Collection entries:
******

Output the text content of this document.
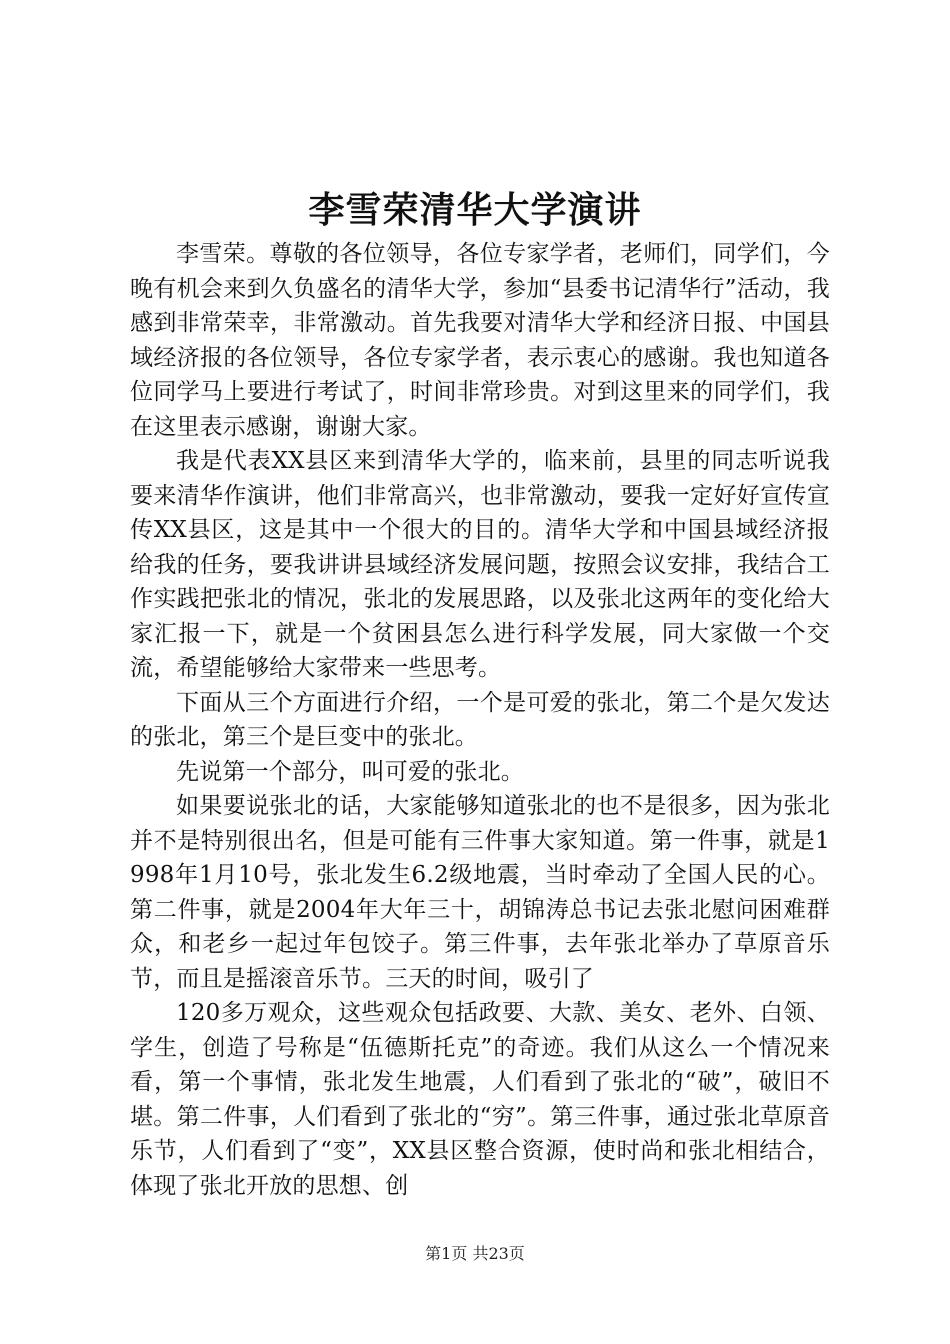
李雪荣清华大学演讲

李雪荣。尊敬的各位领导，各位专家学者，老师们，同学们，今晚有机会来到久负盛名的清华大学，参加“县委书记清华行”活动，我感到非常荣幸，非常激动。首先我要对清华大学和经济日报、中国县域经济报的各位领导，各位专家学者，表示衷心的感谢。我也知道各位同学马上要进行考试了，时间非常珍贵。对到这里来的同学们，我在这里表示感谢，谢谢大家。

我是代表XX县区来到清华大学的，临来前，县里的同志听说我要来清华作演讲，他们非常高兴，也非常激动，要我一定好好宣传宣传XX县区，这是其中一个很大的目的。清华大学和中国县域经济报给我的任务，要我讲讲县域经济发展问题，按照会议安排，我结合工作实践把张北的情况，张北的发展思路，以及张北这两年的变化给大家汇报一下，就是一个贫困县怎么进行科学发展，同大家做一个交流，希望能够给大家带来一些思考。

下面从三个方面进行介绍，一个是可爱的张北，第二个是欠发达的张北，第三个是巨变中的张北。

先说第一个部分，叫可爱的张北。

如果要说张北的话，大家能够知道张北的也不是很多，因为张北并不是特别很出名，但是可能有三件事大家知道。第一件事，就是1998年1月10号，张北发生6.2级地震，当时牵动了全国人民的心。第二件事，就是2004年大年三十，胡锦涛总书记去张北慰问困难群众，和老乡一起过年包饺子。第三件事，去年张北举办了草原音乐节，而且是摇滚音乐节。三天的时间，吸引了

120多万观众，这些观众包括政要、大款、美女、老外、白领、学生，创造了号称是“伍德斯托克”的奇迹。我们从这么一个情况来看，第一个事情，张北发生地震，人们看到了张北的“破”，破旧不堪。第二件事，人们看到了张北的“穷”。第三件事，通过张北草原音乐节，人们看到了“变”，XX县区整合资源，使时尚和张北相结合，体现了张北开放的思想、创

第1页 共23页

******

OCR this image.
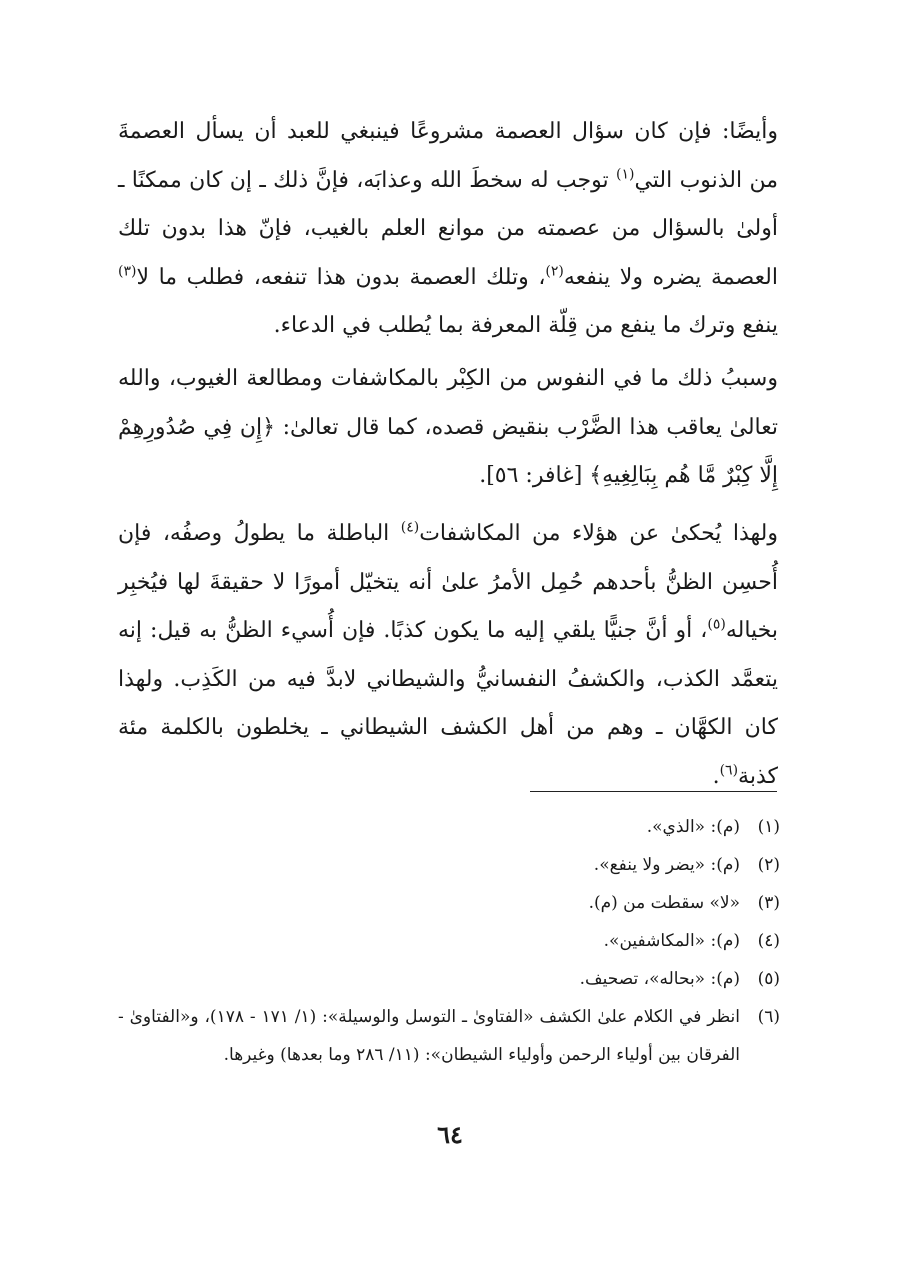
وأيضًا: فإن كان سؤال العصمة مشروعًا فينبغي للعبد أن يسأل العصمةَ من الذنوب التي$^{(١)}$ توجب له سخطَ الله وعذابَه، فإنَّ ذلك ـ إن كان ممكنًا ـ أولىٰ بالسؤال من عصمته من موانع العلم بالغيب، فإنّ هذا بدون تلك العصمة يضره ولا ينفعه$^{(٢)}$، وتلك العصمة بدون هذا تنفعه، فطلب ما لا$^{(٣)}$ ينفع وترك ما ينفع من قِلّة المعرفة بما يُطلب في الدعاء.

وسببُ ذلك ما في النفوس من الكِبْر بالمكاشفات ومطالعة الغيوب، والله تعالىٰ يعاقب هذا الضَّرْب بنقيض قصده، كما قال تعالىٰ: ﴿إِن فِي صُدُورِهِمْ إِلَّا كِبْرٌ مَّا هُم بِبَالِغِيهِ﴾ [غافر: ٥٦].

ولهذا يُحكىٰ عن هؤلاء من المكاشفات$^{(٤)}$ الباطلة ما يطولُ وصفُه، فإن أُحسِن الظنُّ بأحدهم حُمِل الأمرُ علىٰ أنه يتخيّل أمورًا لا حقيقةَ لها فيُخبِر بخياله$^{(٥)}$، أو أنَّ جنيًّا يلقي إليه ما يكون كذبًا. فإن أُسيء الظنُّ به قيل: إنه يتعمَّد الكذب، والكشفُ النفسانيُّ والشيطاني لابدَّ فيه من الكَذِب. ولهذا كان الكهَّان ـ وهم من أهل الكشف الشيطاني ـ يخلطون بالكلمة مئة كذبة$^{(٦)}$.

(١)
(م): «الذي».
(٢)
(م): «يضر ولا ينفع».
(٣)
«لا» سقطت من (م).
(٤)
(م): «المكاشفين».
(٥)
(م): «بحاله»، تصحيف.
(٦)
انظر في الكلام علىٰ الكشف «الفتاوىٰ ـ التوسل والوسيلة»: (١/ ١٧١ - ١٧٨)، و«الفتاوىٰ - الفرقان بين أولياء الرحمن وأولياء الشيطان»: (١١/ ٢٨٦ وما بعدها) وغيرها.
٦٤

******

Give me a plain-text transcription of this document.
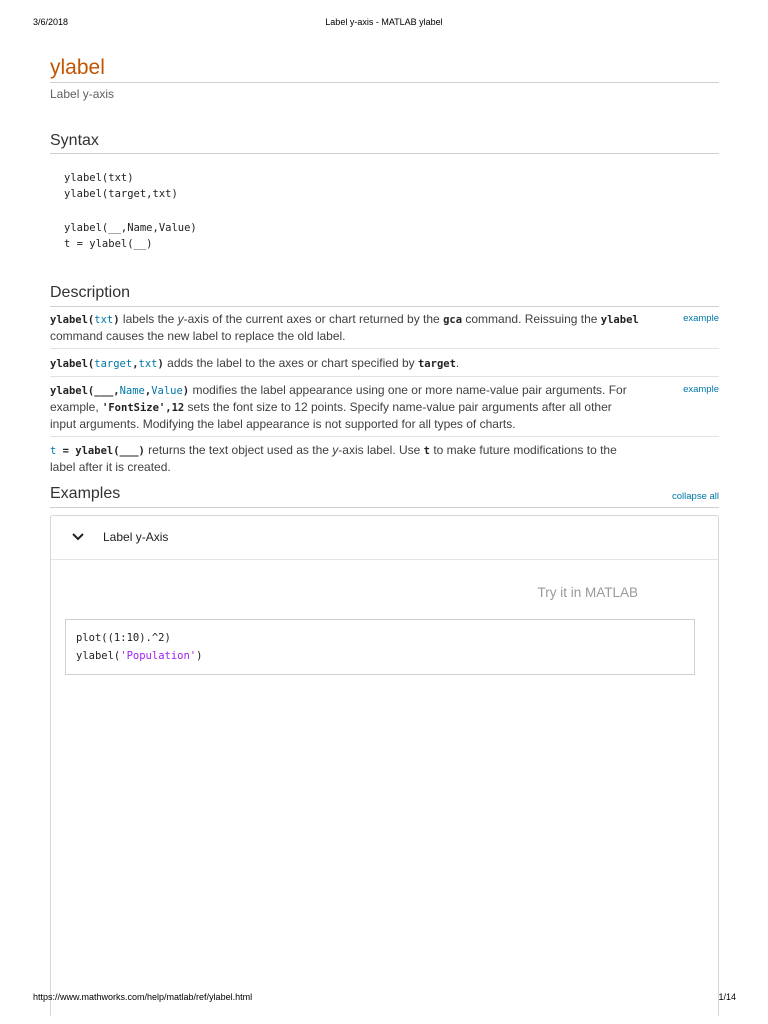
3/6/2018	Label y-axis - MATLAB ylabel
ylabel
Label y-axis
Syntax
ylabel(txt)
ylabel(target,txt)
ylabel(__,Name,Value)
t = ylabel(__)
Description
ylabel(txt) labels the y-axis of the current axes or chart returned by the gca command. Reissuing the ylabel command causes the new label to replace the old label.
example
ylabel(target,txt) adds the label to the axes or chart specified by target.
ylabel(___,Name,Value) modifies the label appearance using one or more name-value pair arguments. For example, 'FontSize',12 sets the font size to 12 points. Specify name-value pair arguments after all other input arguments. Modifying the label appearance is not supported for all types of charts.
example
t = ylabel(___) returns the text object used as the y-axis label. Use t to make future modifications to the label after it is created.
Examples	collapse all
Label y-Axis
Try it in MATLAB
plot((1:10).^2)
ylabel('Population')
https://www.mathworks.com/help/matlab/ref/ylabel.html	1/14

******

Check each line of the records for the word "ينفع", and show the lines that contain it.

وأيضًا: فإن كان سؤال العصمة مشروعًا فينبغي للعبد أن يسأل العصمةَ من الذنوب التي$^{(١)}$ توجب له سخطَ الله وعذابَه، فإنَّ ذلك ـ إن كان ممكنًا ـ أولىٰ بالسؤال من عصمته من موانع العلم بالغيب، فإنّ هذا بدون تلك العصمة يضره ولا ينفعه$^{(٢)}$، وتلك العصمة بدون هذا تنفعه، فطلب ما لا$^{(٣)}$ ينفع وترك ما ينفع من قِلّة المعرفة بما يُطلب في الدعاء.
(م): «يضر ولا ينفع».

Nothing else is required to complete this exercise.